Begin Records for this exercise

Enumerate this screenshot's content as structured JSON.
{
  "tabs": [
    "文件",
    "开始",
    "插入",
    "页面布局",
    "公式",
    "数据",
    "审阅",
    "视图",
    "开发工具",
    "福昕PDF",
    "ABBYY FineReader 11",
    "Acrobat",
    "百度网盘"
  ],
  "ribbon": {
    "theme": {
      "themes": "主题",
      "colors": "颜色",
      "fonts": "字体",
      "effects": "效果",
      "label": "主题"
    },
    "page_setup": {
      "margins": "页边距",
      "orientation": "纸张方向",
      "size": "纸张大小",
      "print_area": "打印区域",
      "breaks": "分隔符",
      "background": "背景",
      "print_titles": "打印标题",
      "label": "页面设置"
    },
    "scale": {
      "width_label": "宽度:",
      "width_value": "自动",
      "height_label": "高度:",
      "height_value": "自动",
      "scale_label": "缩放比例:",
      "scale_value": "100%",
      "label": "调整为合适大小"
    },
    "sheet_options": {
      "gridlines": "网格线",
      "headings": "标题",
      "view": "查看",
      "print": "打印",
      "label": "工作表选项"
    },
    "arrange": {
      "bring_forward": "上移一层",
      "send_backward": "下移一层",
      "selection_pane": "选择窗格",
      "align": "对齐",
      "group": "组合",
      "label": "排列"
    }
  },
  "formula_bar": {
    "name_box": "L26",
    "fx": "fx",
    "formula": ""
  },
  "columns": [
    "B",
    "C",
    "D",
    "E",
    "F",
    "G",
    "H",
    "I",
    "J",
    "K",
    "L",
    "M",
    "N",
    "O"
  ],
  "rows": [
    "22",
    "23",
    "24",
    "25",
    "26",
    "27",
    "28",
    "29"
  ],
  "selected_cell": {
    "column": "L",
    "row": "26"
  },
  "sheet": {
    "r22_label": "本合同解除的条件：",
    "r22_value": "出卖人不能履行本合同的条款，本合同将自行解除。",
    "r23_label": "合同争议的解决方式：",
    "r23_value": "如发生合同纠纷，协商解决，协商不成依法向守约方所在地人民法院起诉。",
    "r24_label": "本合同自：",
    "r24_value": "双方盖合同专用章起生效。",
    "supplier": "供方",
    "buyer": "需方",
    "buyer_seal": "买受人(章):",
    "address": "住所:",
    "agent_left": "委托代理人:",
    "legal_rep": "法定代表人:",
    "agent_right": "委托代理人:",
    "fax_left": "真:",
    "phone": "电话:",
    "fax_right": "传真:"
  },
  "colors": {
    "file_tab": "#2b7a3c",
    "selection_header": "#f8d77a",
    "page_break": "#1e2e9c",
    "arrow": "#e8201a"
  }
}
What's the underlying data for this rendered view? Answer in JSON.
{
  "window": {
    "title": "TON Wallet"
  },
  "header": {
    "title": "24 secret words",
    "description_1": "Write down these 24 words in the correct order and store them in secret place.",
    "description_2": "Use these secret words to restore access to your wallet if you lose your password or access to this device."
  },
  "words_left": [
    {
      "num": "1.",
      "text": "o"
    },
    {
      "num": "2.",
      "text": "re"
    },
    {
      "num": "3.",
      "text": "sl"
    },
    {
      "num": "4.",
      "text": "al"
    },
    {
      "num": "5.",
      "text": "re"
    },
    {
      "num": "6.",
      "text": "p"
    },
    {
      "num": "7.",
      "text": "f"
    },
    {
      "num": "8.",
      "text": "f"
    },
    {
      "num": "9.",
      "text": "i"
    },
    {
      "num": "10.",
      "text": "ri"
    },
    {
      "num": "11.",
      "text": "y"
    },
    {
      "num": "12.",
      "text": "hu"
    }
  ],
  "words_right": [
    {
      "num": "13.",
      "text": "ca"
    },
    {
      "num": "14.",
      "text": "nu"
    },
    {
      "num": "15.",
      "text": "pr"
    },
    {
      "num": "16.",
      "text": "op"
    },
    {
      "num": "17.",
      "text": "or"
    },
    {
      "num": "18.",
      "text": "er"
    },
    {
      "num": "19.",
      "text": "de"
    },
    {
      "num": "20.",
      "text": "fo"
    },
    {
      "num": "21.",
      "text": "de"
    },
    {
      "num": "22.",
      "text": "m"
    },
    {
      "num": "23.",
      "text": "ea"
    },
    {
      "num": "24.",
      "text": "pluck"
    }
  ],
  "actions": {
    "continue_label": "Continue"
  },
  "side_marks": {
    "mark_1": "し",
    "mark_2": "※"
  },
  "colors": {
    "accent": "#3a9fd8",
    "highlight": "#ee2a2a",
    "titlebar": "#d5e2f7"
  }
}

End Records for this exercise

▶ [Work required]:
Begin with the line containing "What's the underlying" and repeat each line exactly until the records above end.

▶ [Response below]:
What's the underlying data for this rendered view? Answer in JSON.
{
  "window": {
    "title": "TON Wallet"
  },
  "header": {
    "title": "24 secret words",
    "description_1": "Write down these 24 words in the correct order and store them in secret place.",
    "description_2": "Use these secret words to restore access to your wallet if you lose your password or access to this device."
  },
  "words_left": [
    {
      "num": "1.",
      "text": "o"
    },
    {
      "num": "2.",
      "text": "re"
    },
    {
      "num": "3.",
      "text": "sl"
    },
    {
      "num": "4.",
      "text": "al"
    },
    {
      "num": "5.",
      "text": "re"
    },
    {
      "num": "6.",
      "text": "p"
    },
    {
      "num": "7.",
      "text": "f"
    },
    {
      "num": "8.",
      "text": "f"
    },
    {
      "num": "9.",
      "text": "i"
    },
    {
      "num": "10.",
      "text": "ri"
    },
    {
      "num": "11.",
      "text": "y"
    },
    {
      "num": "12.",
      "text": "hu"
    }
  ],
  "words_right": [
    {
      "num": "13.",
      "text": "ca"
    },
    {
      "num": "14.",
      "text": "nu"
    },
    {
      "num": "15.",
      "text": "pr"
    },
    {
      "num": "16.",
      "text": "op"
    },
    {
      "num": "17.",
      "text": "or"
    },
    {
      "num": "18.",
      "text": "er"
    },
    {
      "num": "19.",
      "text": "de"
    },
    {
      "num": "20.",
      "text": "fo"
    },
    {
      "num": "21.",
      "text": "de"
    },
    {
      "num": "22.",
      "text": "m"
    },
    {
      "num": "23.",
      "text": "ea"
    },
    {
      "num": "24.",
      "text": "pluck"
    }
  ],
  "actions": {
    "continue_label": "Continue"
  },
  "side_marks": {
    "mark_1": "し",
    "mark_2": "※"
  },
  "colors": {
    "accent": "#3a9fd8",
    "highlight": "#ee2a2a",
    "titlebar": "#d5e2f7"
  }
}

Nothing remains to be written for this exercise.